#### Exercise goal:
Make an exact copy of the entries, and keep any pictures out of it.

-- Begin Extracted information --

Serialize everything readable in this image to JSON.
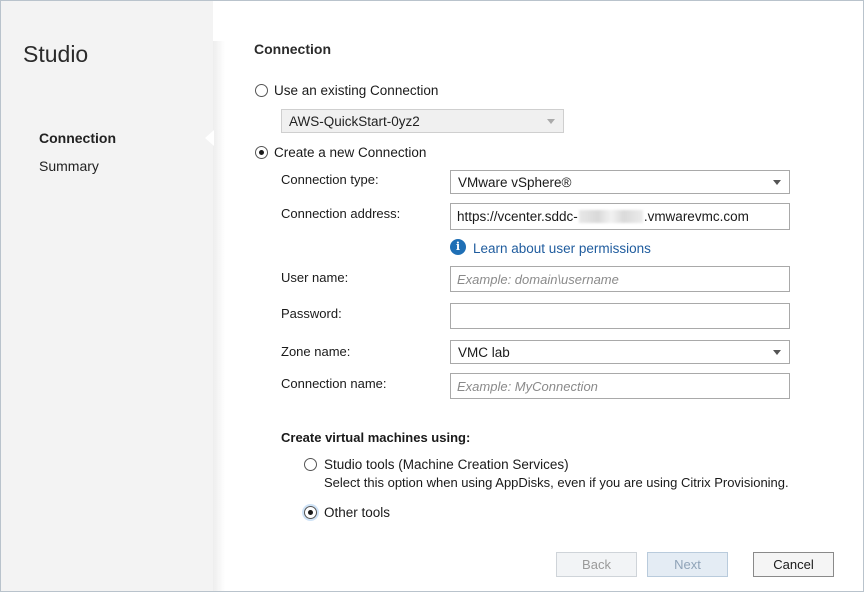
{
  "app": {
    "title": "Studio"
  },
  "nav": {
    "items": [
      {
        "label": "Connection",
        "active": true
      },
      {
        "label": "Summary",
        "active": false
      }
    ]
  },
  "main": {
    "section_title": "Connection",
    "existing": {
      "label": "Use an existing Connection",
      "selected_value": "AWS-QuickStart-0yz2",
      "checked": false
    },
    "new_connection": {
      "label": "Create a new Connection",
      "checked": true
    },
    "fields": {
      "connection_type": {
        "label": "Connection type:",
        "value": "VMware vSphere®"
      },
      "connection_address": {
        "label": "Connection address:",
        "value_prefix": "https://vcenter.sddc-",
        "value_suffix": ".vmwarevmc.com"
      },
      "permissions_link": "Learn about user permissions",
      "user_name": {
        "label": "User name:",
        "placeholder": "Example: domain\\username",
        "value": ""
      },
      "password": {
        "label": "Password:",
        "value": ""
      },
      "zone_name": {
        "label": "Zone name:",
        "value": "VMC lab"
      },
      "connection_name": {
        "label": "Connection name:",
        "placeholder": "Example: MyConnection",
        "value": ""
      }
    },
    "vm_tools": {
      "heading": "Create virtual machines using:",
      "studio_tools": {
        "label": "Studio tools (Machine Creation Services)",
        "checked": false,
        "description": "Select this option when using AppDisks, even if you are using Citrix Provisioning."
      },
      "other_tools": {
        "label": "Other tools",
        "checked": true
      }
    }
  },
  "footer": {
    "back_label": "Back",
    "next_label": "Next",
    "cancel_label": "Cancel"
  },
  "icons": {
    "info": "info-icon",
    "dropdown": "chevron-down-icon"
  }
}
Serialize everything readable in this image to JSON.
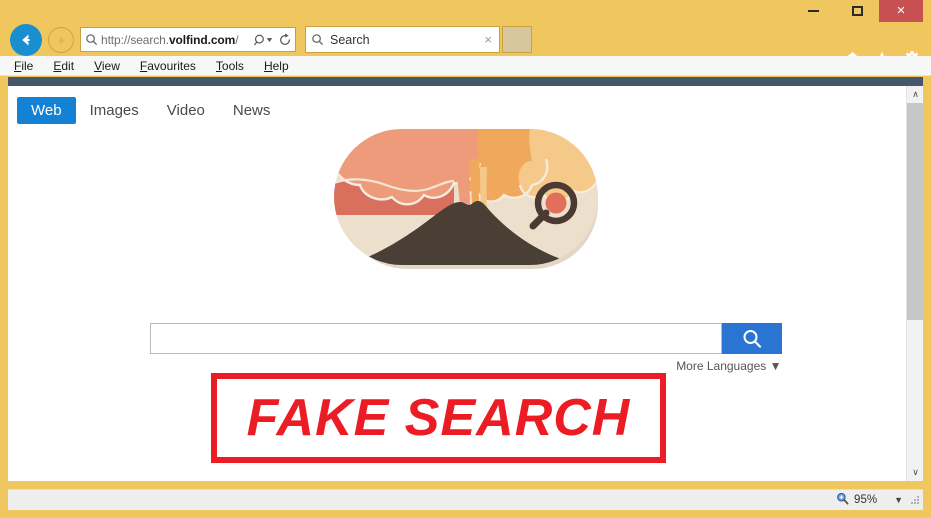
{
  "window": {
    "controls": {
      "minimize": "minimize-button",
      "maximize": "maximize-button",
      "close_label": "×"
    },
    "accent_titlebar_color": "#f0c75e",
    "close_button_color": "#c75050"
  },
  "navigation": {
    "back_label": "←",
    "forward_label": "→",
    "address": {
      "url_prefix": "http://search.",
      "url_domain": "volfind.com",
      "url_suffix": "/",
      "full_url": "http://search.volfind.com/"
    },
    "search_tab": {
      "label": "Search",
      "close_label": "×"
    },
    "command_icons": [
      "home-icon",
      "favorites-star-icon",
      "settings-gear-icon"
    ]
  },
  "menubar": {
    "items": [
      {
        "accesskey": "F",
        "rest": "ile"
      },
      {
        "accesskey": "E",
        "rest": "dit"
      },
      {
        "accesskey": "V",
        "rest": "iew"
      },
      {
        "accesskey": "F",
        "rest": "avourites"
      },
      {
        "accesskey": "T",
        "rest": "ools"
      },
      {
        "accesskey": "H",
        "rest": "elp"
      }
    ]
  },
  "page": {
    "header_bar_color": "#46566b",
    "tabs": [
      {
        "label": "Web",
        "active": true
      },
      {
        "label": "Images",
        "active": false
      },
      {
        "label": "Video",
        "active": false
      },
      {
        "label": "News",
        "active": false
      }
    ],
    "active_tab_color": "#1581d4",
    "logo": {
      "name": "volcano-search-logo",
      "pill_background": "#ece0cd",
      "volcano_color": "#4a3f35",
      "smoke_colors": [
        "#d9705e",
        "#ed9b7b",
        "#f0a95c",
        "#f5c98a"
      ],
      "magnifier_ring_color": "#4a3a31",
      "magnifier_lens_color": "#e0705a"
    },
    "search": {
      "value": "",
      "placeholder": "",
      "button_icon": "search-icon",
      "button_color": "#2a75d4"
    },
    "more_languages": {
      "label": "More Languages",
      "caret": "▼"
    },
    "overlay_stamp": {
      "text": "FAKE SEARCH",
      "color": "#ec1c24"
    }
  },
  "statusbar": {
    "zoom": {
      "icon": "zoom-magnifier-icon",
      "level": "95%",
      "caret": "▼"
    }
  },
  "scrollbar": {
    "up_arrow": "∧",
    "down_arrow": "∨"
  }
}
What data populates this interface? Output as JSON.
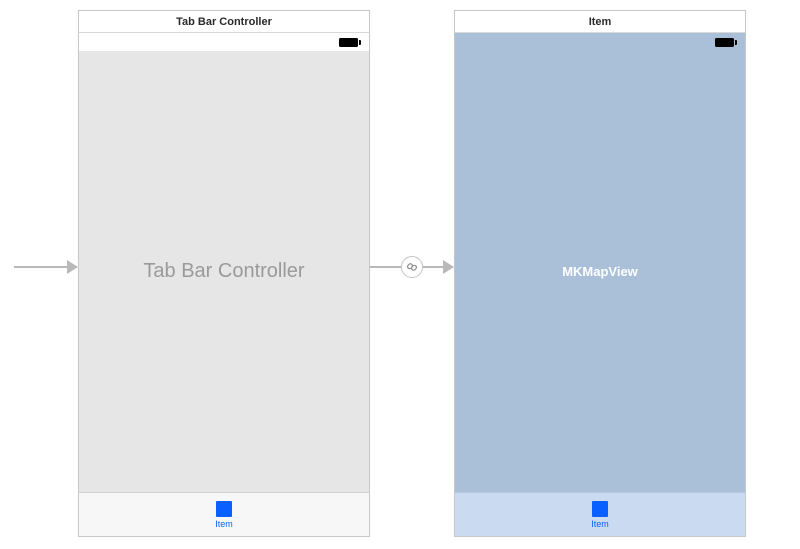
{
  "scenes": {
    "left": {
      "title": "Tab Bar Controller",
      "content_label": "Tab Bar Controller",
      "tab_item_label": "Item"
    },
    "right": {
      "title": "Item",
      "content_label": "MKMapView",
      "tab_item_label": "Item"
    }
  }
}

-- End Extracted information --

#### Output for this task:
Serialize everything readable in this image to JSON.
{
  "app": {
    "title": "Studio"
  },
  "nav": {
    "items": [
      {
        "label": "Connection",
        "active": true
      },
      {
        "label": "Summary",
        "active": false
      }
    ]
  },
  "main": {
    "section_title": "Connection",
    "existing": {
      "label": "Use an existing Connection",
      "selected_value": "AWS-QuickStart-0yz2",
      "checked": false
    },
    "new_connection": {
      "label": "Create a new Connection",
      "checked": true
    },
    "fields": {
      "connection_type": {
        "label": "Connection type:",
        "value": "VMware vSphere®"
      },
      "connection_address": {
        "label": "Connection address:",
        "value_prefix": "https://vcenter.sddc-",
        "value_suffix": ".vmwarevmc.com"
      },
      "permissions_link": "Learn about user permissions",
      "user_name": {
        "label": "User name:",
        "placeholder": "Example: domain\\username",
        "value": ""
      },
      "password": {
        "label": "Password:",
        "value": ""
      },
      "zone_name": {
        "label": "Zone name:",
        "value": "VMC lab"
      },
      "connection_name": {
        "label": "Connection name:",
        "placeholder": "Example: MyConnection",
        "value": ""
      }
    },
    "vm_tools": {
      "heading": "Create virtual machines using:",
      "studio_tools": {
        "label": "Studio tools (Machine Creation Services)",
        "checked": false,
        "description": "Select this option when using AppDisks, even if you are using Citrix Provisioning."
      },
      "other_tools": {
        "label": "Other tools",
        "checked": true
      }
    }
  },
  "footer": {
    "back_label": "Back",
    "next_label": "Next",
    "cancel_label": "Cancel"
  },
  "icons": {
    "info": "info-icon",
    "dropdown": "chevron-down-icon"
  }
}
Serialize everything readable in this image to JSON.
{
  "window": {
    "controls": {
      "minimize": "minimize-button",
      "maximize": "maximize-button",
      "close_label": "×"
    },
    "accent_titlebar_color": "#f0c75e",
    "close_button_color": "#c75050"
  },
  "navigation": {
    "back_label": "←",
    "forward_label": "→",
    "address": {
      "url_prefix": "http://search.",
      "url_domain": "volfind.com",
      "url_suffix": "/",
      "full_url": "http://search.volfind.com/"
    },
    "search_tab": {
      "label": "Search",
      "close_label": "×"
    },
    "command_icons": [
      "home-icon",
      "favorites-star-icon",
      "settings-gear-icon"
    ]
  },
  "menubar": {
    "items": [
      {
        "accesskey": "F",
        "rest": "ile"
      },
      {
        "accesskey": "E",
        "rest": "dit"
      },
      {
        "accesskey": "V",
        "rest": "iew"
      },
      {
        "accesskey": "F",
        "rest": "avourites"
      },
      {
        "accesskey": "T",
        "rest": "ools"
      },
      {
        "accesskey": "H",
        "rest": "elp"
      }
    ]
  },
  "page": {
    "header_bar_color": "#46566b",
    "tabs": [
      {
        "label": "Web",
        "active": true
      },
      {
        "label": "Images",
        "active": false
      },
      {
        "label": "Video",
        "active": false
      },
      {
        "label": "News",
        "active": false
      }
    ],
    "active_tab_color": "#1581d4",
    "logo": {
      "name": "volcano-search-logo",
      "pill_background": "#ece0cd",
      "volcano_color": "#4a3f35",
      "smoke_colors": [
        "#d9705e",
        "#ed9b7b",
        "#f0a95c",
        "#f5c98a"
      ],
      "magnifier_ring_color": "#4a3a31",
      "magnifier_lens_color": "#e0705a"
    },
    "search": {
      "value": "",
      "placeholder": "",
      "button_icon": "search-icon",
      "button_color": "#2a75d4"
    },
    "more_languages": {
      "label": "More Languages",
      "caret": "▼"
    },
    "overlay_stamp": {
      "text": "FAKE SEARCH",
      "color": "#ec1c24"
    }
  },
  "statusbar": {
    "zoom": {
      "icon": "zoom-magnifier-icon",
      "level": "95%",
      "caret": "▼"
    }
  },
  "scrollbar": {
    "up_arrow": "∧",
    "down_arrow": "∨"
  }
}
What data populates this interface? Output as JSON.
{
  "scenes": {
    "left": {
      "title": "Tab Bar Controller",
      "content_label": "Tab Bar Controller",
      "tab_item_label": "Item"
    },
    "right": {
      "title": "Item",
      "content_label": "MKMapView",
      "tab_item_label": "Item"
    }
  }
}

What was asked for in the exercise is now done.